### LISTED ENTRIES

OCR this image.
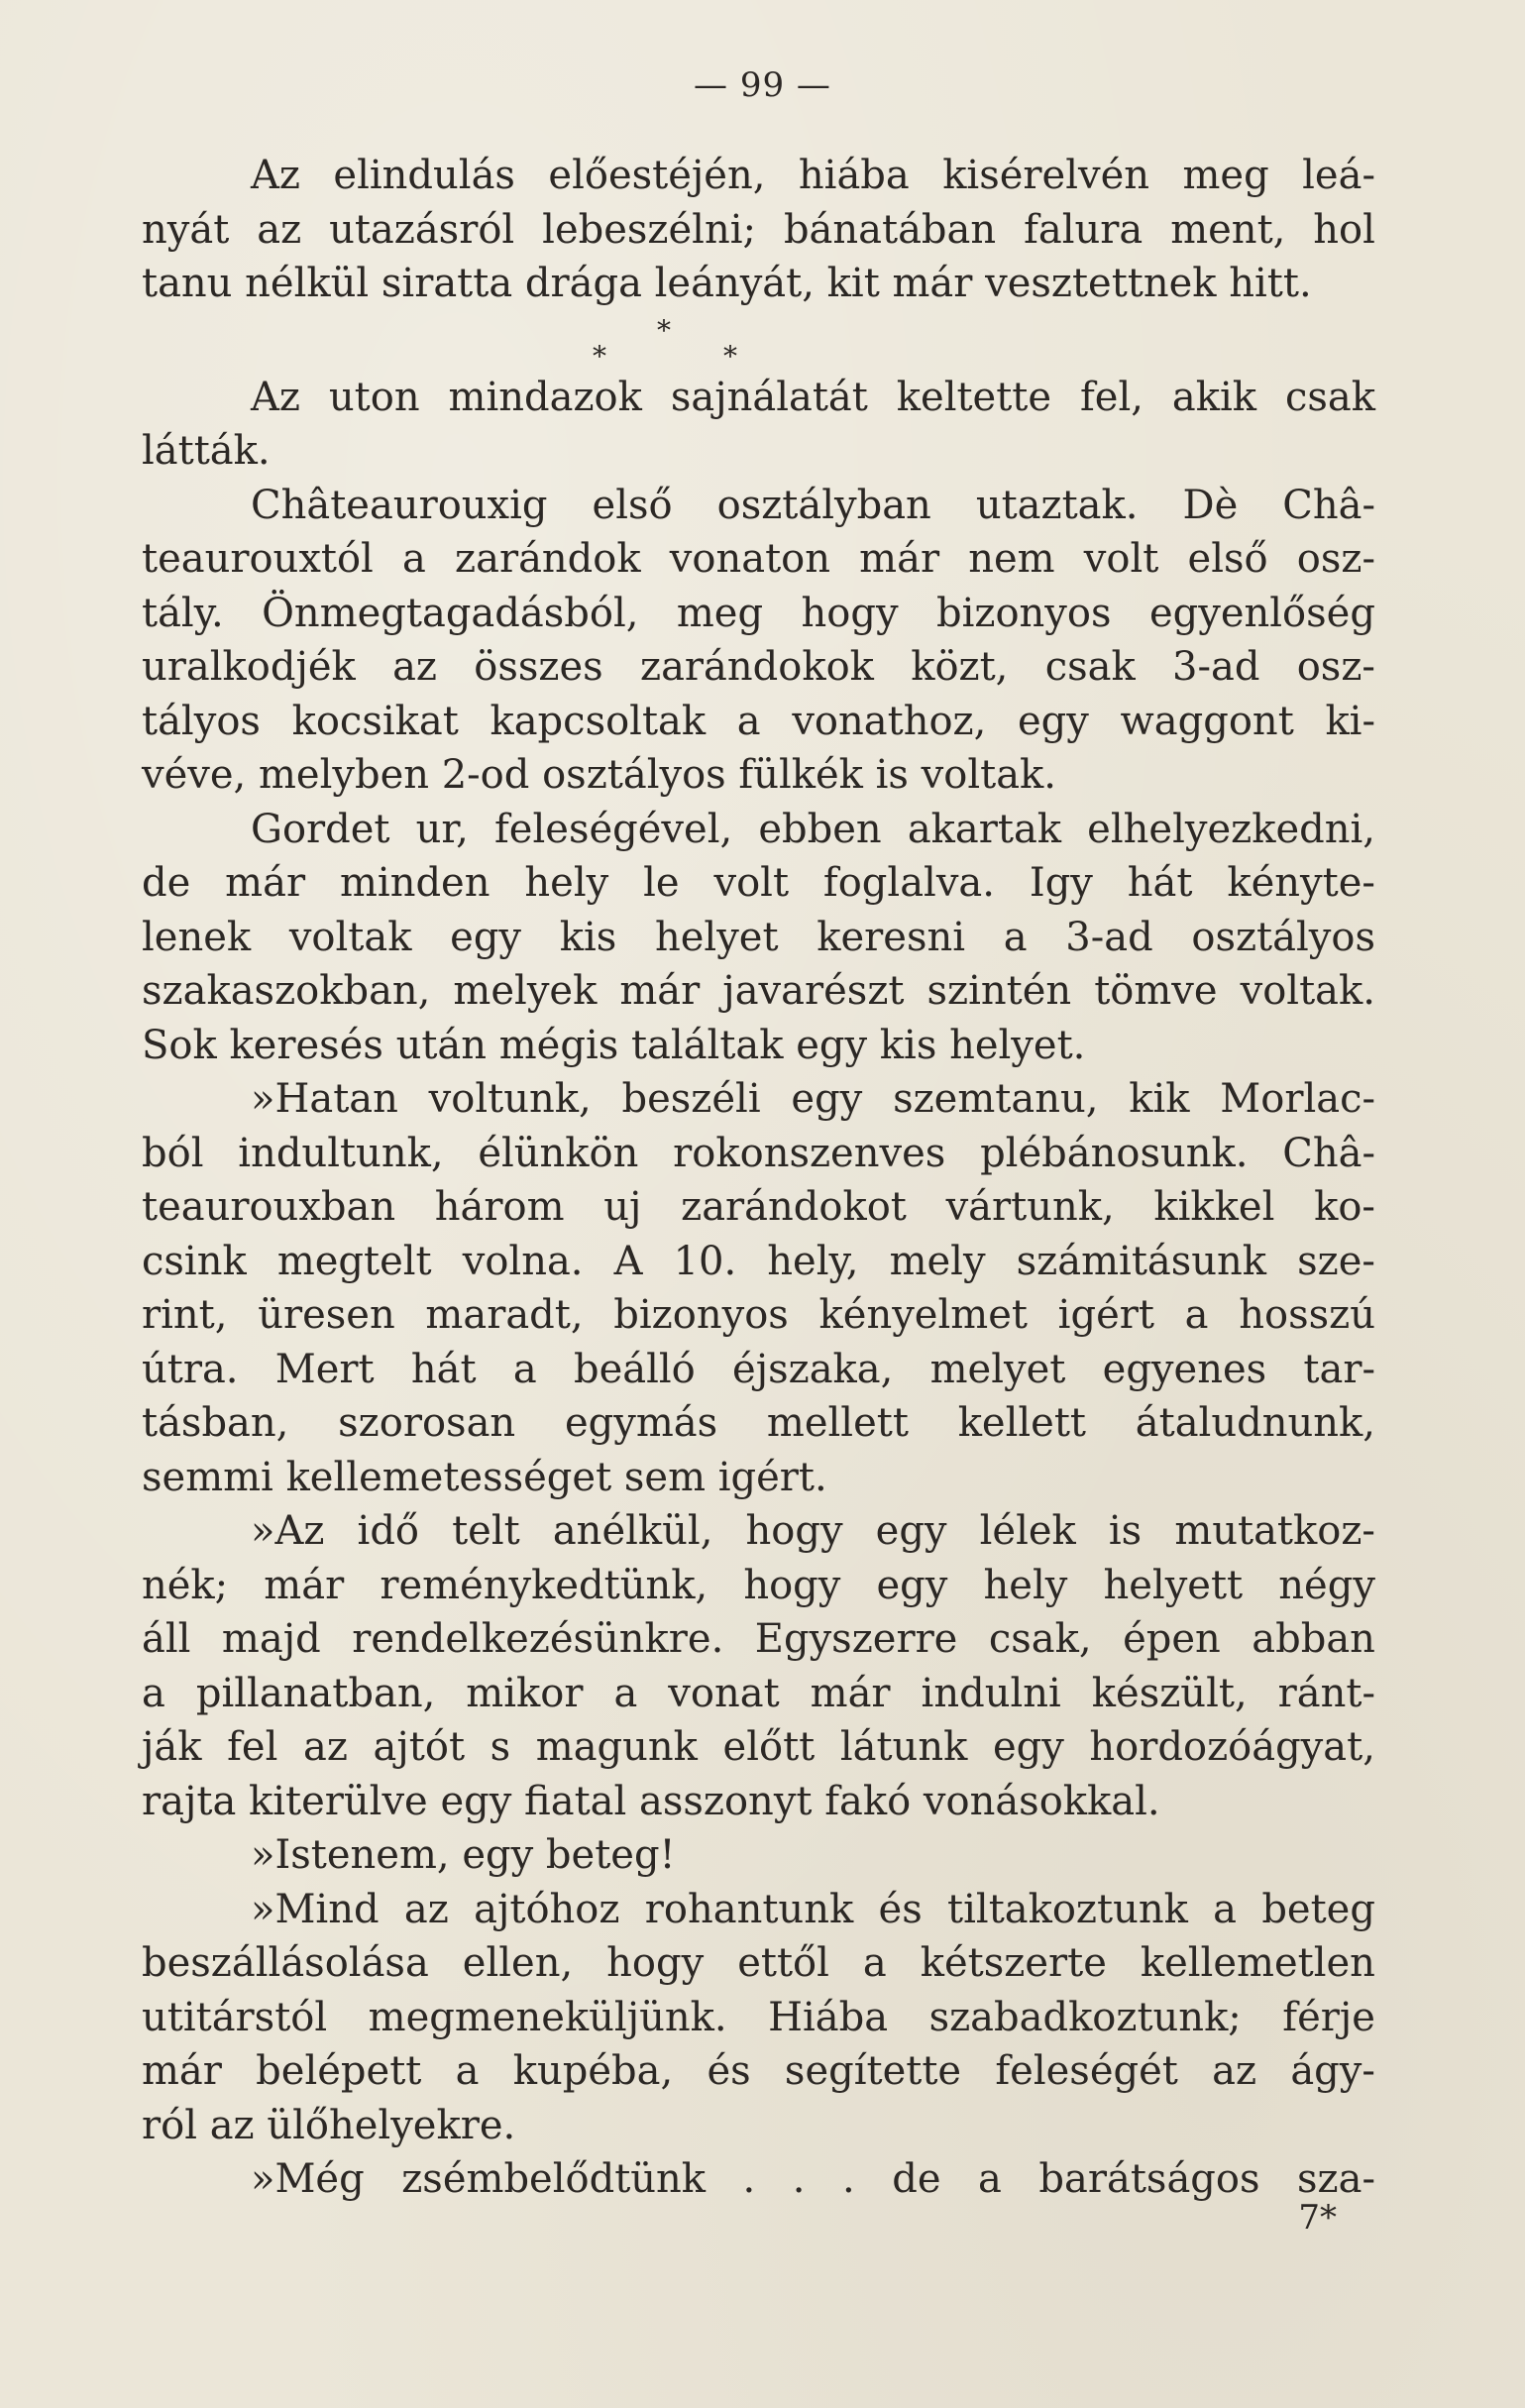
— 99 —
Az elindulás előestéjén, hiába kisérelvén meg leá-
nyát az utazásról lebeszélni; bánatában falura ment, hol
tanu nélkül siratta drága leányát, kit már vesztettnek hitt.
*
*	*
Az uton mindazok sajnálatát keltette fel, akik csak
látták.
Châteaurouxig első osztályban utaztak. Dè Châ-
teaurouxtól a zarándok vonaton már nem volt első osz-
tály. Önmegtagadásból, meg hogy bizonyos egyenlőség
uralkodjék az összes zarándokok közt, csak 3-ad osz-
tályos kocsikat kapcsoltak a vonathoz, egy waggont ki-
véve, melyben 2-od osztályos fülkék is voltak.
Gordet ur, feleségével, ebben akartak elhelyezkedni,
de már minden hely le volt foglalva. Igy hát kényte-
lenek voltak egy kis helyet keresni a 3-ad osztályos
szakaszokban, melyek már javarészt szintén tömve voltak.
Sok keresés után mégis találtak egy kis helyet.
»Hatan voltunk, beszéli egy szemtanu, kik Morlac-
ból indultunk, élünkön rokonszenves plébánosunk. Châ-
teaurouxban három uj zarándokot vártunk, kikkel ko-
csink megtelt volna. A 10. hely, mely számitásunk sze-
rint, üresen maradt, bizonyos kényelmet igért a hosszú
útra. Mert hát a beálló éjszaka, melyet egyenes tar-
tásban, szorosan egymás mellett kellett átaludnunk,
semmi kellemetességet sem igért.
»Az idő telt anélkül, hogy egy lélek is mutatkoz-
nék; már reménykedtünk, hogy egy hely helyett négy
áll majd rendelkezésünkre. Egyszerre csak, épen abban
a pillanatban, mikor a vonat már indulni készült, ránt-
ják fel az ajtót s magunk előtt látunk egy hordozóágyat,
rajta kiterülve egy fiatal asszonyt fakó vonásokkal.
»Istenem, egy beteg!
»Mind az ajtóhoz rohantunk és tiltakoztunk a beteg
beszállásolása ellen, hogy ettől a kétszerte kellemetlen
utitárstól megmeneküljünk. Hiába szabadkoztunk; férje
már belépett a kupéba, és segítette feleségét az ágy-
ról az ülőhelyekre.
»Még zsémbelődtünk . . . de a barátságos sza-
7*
==
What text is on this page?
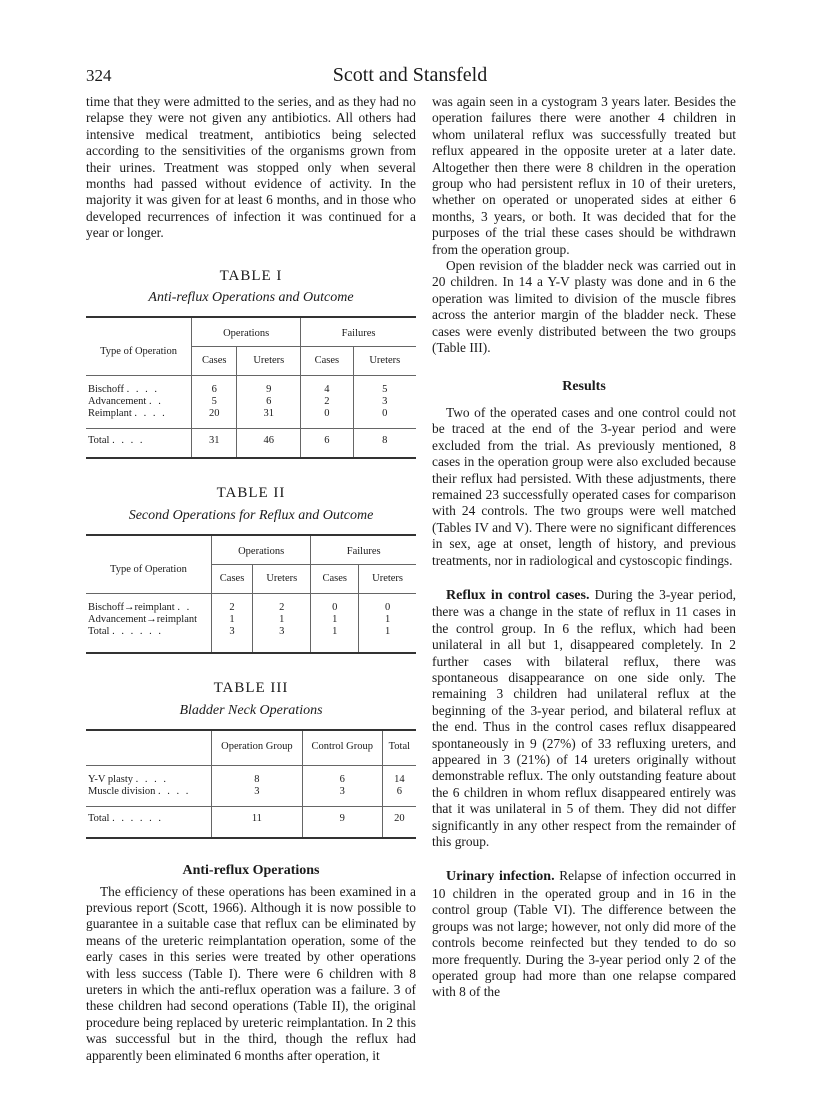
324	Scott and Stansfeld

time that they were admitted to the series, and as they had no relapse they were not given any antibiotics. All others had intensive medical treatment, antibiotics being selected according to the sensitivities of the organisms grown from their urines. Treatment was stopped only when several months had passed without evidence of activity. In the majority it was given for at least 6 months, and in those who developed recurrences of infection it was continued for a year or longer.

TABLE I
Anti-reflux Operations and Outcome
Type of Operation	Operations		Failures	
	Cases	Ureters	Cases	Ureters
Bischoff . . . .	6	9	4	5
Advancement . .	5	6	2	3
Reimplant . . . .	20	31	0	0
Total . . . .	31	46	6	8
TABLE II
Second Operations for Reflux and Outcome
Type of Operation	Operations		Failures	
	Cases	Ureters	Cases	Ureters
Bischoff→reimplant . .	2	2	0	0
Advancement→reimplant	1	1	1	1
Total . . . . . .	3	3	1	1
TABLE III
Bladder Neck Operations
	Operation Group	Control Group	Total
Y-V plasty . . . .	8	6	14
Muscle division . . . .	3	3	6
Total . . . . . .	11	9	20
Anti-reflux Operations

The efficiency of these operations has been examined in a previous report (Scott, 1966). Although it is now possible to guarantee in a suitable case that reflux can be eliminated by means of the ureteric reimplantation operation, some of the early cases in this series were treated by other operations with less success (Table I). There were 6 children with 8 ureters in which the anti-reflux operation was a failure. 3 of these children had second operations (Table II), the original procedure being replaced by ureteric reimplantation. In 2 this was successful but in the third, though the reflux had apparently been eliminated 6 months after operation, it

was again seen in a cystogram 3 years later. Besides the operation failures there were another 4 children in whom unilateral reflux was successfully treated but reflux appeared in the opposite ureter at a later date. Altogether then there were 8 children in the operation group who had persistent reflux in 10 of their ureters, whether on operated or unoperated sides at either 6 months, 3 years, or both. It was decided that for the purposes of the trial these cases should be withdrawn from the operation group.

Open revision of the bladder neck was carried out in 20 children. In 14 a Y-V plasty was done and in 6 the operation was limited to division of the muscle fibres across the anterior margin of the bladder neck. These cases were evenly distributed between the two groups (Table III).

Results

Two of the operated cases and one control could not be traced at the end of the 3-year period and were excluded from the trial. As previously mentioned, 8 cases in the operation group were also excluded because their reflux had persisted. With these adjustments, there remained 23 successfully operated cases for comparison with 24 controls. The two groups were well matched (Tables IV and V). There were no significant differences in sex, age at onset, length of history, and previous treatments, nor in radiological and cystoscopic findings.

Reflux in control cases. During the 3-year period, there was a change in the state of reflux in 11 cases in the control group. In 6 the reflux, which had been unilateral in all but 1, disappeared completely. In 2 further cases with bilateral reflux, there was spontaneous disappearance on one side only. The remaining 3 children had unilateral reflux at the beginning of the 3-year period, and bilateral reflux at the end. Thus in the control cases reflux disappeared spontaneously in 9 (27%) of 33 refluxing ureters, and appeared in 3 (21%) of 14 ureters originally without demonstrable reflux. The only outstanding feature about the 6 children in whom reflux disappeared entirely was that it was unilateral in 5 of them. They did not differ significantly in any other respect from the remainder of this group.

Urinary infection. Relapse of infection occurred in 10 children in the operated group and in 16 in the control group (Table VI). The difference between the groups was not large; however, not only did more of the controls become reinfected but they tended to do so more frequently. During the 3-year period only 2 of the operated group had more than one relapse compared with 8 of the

### EXERCISE INSTRUCTIONS
From the listing above, copy all lines holding the word "voltak".

### RIGHT ANSWER
véve, melyben 2-od osztályos fülkék is voltak.
lenek voltak egy kis helyet keresni a 3-ad osztályos
szakaszokban, melyek már javarészt szintén tömve voltak.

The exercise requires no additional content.